Can I get support with my application?

Founders usually know all the required information and can save money on legal fees by filling in the form. We have templates and FAQs below to guide you through the application form. We are also happy to review advance assurance applications to assist our accounting clients. Feel free to schedule a call with me here if this could be helpful.

General context worth understanding

SEIS and EIS are schemes that encourage investment in new and 'risky' businesses in the UK. This is good for innovation but has some more layers to understand. If your business is forecasting profitability in its first couple of years, or vast profits which greatly exceed the losses, it isn't clear that the business is 'risky' and meets the risk to capital conditions of the scheme. Similarly, if you are planning to raise a £1M EIS round, but your business is only budgeted to lose £200,000 in a business plan, then this may raise questions around the risk to capital conditions. Ensuring that your business is eligible and that your plans and fundraising amounts are consistent with the risk to capital conditions is important. Another condition to make sure that your business meets is timelines. For SEIS, funds raised should be spent within 3 years of receiving the investment, whilst for EIS, funds raised should be spent within 2 years ears of the investment. You will need to make sure your business plan & financial forecasts demonstrate this eligibility.

Is there anything I need before I apply for Advance Assurance?

Before applying for EIS, you will need your Unique Taxpayer Reference, which can take about two weeks to arrive in the post after registering your company. You can use this time to prepare your Business Plan and upload the other documents to get Advance Assurance.

You will be asked to upload some documents at the end of the application form. Make sure to include the following:

1. Business Plan
This pitch deck is similar to what you would fundraise with. However, you need to include some specific information to ensure that you demonstrate to HMRC that you meet the relevant criteria under the scheme. Some of these criteria are things like 'risk to capital' (risk of investors losing their money & things going badly), you being based in the UK, etc. We have created a template business plan that contains the slide structure & information that you will need to share. Our clients have used this template to successfully get advance assurance approval.

* **EXERCISE OBJECTIVE**: Transcribe the passage of the SEIS and EIS guide that begins with "You will be" and ends after "advance assurance approval.", keeping every word and punctuation mark unchanged.

* **EXTRACTED DATA**:
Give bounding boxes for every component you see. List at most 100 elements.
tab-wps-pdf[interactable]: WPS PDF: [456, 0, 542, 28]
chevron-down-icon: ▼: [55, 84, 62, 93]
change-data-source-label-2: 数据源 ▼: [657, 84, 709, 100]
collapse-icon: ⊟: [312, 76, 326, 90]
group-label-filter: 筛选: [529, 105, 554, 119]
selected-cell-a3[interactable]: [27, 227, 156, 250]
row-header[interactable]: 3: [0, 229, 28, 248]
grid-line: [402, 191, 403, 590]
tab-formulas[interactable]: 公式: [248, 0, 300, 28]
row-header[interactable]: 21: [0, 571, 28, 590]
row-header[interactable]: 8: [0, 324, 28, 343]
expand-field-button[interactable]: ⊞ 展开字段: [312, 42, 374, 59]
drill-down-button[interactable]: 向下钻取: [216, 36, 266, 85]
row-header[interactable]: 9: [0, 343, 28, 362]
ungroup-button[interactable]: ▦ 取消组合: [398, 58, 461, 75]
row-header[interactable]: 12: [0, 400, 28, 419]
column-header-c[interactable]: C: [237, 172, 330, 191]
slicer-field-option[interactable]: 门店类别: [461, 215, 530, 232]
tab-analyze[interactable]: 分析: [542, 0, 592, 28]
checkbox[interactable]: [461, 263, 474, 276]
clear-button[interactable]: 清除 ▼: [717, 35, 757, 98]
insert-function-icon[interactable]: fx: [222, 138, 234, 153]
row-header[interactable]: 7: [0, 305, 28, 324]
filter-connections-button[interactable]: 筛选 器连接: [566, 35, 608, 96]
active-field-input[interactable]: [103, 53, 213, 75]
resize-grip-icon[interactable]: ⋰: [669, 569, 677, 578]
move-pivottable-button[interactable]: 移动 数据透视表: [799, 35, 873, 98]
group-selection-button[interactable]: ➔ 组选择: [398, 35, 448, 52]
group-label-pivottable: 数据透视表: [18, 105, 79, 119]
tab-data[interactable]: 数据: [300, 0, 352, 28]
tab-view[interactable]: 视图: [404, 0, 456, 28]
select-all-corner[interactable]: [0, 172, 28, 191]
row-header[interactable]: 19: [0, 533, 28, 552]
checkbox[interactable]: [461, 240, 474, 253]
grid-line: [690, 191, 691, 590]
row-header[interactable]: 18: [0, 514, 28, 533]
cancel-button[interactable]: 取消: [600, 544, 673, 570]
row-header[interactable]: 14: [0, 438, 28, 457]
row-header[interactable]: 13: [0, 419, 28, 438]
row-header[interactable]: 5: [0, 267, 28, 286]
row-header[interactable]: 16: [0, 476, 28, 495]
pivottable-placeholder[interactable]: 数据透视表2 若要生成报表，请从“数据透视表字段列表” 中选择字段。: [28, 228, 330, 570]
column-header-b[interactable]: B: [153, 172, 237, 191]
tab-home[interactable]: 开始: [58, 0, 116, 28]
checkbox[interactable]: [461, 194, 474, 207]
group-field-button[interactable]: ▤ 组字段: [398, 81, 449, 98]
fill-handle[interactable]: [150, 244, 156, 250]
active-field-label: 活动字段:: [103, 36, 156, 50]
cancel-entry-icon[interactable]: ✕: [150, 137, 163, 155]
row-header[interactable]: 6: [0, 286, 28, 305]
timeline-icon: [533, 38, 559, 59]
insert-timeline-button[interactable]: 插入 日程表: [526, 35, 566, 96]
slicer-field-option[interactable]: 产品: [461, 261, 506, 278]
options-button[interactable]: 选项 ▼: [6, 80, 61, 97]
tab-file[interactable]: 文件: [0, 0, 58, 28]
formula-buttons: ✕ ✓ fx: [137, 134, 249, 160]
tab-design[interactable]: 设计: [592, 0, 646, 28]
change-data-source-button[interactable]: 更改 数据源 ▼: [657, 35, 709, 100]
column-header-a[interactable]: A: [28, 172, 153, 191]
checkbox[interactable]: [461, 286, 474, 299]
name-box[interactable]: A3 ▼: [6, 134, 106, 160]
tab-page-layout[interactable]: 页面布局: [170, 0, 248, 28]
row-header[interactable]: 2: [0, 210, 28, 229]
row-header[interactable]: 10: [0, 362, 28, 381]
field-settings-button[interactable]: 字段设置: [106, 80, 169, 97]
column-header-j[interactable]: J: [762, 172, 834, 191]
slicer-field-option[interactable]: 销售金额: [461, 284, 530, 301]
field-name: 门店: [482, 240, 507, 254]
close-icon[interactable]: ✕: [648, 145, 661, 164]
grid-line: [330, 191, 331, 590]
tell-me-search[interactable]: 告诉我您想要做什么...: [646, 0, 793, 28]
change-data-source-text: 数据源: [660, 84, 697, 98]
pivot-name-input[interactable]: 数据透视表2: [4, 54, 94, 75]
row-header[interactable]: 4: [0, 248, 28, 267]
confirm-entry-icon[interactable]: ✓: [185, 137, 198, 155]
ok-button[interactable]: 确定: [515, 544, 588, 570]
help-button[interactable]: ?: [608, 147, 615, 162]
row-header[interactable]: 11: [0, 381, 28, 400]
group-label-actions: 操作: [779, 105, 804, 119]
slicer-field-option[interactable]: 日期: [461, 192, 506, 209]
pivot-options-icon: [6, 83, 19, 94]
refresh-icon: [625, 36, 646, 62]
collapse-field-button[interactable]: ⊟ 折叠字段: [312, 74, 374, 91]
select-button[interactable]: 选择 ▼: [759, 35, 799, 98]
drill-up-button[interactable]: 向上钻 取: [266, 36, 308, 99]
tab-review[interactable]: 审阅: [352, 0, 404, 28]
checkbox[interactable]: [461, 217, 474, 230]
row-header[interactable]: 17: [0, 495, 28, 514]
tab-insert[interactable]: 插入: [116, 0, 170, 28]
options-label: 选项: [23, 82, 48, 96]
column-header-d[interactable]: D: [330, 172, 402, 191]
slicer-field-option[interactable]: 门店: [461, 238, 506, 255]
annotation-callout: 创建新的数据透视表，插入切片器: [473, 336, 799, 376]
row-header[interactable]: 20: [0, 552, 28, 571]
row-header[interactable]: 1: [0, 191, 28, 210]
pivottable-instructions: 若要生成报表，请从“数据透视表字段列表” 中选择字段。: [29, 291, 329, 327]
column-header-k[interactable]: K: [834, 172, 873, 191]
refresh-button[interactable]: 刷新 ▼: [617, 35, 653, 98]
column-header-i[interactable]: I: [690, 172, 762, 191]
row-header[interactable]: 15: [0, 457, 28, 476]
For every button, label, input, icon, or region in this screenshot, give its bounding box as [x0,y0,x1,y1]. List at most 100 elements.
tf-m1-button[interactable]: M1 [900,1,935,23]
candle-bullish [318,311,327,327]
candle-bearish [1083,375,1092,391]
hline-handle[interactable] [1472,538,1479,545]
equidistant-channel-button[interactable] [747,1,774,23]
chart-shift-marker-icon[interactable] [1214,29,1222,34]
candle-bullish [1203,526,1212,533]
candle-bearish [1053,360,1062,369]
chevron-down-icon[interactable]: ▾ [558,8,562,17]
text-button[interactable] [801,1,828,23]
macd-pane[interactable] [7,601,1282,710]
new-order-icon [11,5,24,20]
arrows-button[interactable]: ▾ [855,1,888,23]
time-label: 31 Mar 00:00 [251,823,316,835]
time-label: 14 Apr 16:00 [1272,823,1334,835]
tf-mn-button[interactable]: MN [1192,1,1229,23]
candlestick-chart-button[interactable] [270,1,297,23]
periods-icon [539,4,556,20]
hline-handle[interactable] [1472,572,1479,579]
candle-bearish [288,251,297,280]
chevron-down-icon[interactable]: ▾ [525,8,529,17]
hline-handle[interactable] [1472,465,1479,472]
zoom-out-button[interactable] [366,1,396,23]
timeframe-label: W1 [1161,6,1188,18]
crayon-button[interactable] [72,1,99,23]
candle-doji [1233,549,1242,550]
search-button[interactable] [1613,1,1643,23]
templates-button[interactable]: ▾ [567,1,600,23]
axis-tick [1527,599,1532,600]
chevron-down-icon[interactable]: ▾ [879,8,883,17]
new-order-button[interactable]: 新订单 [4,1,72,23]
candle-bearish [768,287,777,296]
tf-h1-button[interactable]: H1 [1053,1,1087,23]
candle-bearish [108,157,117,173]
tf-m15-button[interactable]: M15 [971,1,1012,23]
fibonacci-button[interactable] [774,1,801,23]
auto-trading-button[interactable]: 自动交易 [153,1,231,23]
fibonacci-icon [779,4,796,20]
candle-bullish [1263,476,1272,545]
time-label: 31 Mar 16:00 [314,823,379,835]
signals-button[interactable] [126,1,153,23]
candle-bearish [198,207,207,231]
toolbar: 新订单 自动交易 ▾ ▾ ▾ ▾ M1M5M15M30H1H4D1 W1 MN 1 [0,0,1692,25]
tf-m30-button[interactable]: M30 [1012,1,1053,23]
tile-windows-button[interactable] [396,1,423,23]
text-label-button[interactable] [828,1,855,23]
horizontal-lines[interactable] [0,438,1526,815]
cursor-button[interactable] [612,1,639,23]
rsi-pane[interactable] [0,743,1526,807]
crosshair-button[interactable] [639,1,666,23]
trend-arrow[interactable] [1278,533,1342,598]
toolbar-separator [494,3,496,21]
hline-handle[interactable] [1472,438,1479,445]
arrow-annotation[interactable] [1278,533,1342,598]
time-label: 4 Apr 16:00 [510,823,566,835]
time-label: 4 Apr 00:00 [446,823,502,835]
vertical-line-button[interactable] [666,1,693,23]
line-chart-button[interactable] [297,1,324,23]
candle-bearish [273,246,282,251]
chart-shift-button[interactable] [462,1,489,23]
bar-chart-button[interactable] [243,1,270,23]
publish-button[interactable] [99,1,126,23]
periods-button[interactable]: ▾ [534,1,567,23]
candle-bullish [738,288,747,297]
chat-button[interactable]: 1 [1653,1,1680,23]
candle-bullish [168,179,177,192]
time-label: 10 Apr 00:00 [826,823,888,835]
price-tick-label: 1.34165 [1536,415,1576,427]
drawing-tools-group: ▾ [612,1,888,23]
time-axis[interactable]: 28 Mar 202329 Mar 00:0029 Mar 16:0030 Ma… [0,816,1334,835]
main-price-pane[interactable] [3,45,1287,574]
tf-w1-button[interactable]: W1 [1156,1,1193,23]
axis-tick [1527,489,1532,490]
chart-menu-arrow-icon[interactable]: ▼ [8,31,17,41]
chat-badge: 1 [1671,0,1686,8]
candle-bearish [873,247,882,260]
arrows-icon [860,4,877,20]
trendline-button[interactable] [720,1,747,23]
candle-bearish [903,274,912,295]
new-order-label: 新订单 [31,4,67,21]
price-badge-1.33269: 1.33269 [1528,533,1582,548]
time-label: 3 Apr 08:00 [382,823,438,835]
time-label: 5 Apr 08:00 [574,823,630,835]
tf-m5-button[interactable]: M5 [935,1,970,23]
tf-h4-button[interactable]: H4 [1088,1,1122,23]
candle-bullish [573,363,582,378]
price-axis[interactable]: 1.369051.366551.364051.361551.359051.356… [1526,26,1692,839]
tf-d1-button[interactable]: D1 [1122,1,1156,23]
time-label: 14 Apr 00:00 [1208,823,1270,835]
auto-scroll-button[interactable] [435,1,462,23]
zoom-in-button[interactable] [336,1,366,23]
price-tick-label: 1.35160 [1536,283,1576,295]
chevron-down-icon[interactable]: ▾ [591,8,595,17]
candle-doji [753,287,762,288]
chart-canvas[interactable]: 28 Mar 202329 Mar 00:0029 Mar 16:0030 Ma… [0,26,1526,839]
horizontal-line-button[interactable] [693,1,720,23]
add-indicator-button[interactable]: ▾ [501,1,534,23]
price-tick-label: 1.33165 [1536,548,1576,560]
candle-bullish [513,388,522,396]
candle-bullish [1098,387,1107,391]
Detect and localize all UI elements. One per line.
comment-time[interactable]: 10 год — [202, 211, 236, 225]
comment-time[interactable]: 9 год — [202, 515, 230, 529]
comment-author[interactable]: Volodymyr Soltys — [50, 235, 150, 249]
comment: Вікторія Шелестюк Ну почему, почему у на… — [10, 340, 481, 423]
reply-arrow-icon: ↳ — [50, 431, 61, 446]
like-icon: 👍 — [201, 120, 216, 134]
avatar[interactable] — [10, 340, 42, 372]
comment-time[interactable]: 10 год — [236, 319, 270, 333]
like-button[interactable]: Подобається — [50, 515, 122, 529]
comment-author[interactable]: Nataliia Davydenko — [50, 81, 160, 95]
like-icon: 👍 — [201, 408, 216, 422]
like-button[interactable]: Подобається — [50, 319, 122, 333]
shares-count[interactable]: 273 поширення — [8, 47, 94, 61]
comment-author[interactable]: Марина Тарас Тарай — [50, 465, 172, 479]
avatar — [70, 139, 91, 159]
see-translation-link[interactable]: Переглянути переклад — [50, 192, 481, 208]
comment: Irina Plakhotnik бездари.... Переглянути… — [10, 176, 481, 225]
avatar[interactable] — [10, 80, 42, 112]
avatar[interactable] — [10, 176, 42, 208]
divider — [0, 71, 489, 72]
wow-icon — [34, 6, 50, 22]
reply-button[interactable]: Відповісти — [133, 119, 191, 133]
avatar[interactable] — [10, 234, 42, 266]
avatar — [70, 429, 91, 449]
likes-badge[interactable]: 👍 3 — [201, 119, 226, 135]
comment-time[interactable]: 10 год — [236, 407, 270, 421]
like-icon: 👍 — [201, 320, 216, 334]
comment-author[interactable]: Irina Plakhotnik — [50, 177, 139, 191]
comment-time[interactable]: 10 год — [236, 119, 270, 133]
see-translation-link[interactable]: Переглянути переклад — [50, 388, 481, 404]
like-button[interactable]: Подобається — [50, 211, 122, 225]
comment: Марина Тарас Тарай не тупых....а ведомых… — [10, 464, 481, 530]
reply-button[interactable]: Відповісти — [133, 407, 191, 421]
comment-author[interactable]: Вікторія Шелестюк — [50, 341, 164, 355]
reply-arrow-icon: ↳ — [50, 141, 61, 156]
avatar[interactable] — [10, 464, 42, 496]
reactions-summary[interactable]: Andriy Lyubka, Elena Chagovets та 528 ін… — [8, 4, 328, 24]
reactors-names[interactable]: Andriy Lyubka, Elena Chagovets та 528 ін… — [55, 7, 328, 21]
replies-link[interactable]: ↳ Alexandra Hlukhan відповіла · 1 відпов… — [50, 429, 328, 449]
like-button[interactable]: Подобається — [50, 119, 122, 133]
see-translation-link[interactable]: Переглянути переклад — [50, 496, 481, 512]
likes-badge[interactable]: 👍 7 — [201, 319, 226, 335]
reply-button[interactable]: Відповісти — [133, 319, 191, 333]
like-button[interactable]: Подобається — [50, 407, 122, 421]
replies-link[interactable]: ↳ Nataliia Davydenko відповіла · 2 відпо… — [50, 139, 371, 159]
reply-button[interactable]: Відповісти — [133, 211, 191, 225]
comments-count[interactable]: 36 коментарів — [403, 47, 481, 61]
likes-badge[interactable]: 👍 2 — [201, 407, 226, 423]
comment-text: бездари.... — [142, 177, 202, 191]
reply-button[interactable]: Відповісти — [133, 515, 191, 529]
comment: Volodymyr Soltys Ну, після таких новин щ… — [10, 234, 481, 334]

* **EXERCISE SOLUTION**:
You will be asked to upload some documents at the end of the application form. Make sure to include the following:

1. Business Plan
This pitch deck is similar to what you would fundraise with. However, you need to include some specific information to ensure that you demonstrate to HMRC that you meet the relevant criteria under the scheme. Some of these criteria are things like 'risk to capital' (risk of investors losing their money & things going badly), you being based in the UK, etc. We have created a template business plan that contains the slide structure & information that you will need to share. Our clients have used this template to successfully get advance assurance approval.